__Stored data__:
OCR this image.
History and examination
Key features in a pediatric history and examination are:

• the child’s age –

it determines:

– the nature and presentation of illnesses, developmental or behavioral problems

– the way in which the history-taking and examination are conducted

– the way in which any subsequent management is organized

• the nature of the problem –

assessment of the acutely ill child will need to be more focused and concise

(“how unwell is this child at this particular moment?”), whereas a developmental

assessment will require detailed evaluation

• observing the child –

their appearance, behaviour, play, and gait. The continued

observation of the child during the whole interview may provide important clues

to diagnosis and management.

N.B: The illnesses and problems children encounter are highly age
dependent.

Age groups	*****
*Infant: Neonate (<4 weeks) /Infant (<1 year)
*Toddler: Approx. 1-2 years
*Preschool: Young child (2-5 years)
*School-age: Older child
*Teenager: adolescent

__Work to be completed__:
Repeat every line of the records above exactly.

__Result for this task__:
OCR this image.
History and examination
Key features in a pediatric history and examination are:

• the child’s age –

it determines:

– the nature and presentation of illnesses, developmental or behavioral problems

– the way in which the history-taking and examination are conducted

– the way in which any subsequent management is organized

• the nature of the problem –

assessment of the acutely ill child will need to be more focused and concise

(“how unwell is this child at this particular moment?”), whereas a developmental

assessment will require detailed evaluation

• observing the child –

their appearance, behaviour, play, and gait. The continued

observation of the child during the whole interview may provide important clues

to diagnosis and management.

N.B: The illnesses and problems children encounter are highly age
dependent.

Age groups	*****
*Infant: Neonate (<4 weeks) /Infant (<1 year)
*Toddler: Approx. 1-2 years
*Preschool: Young child (2-5 years)
*School-age: Older child
*Teenager: adolescent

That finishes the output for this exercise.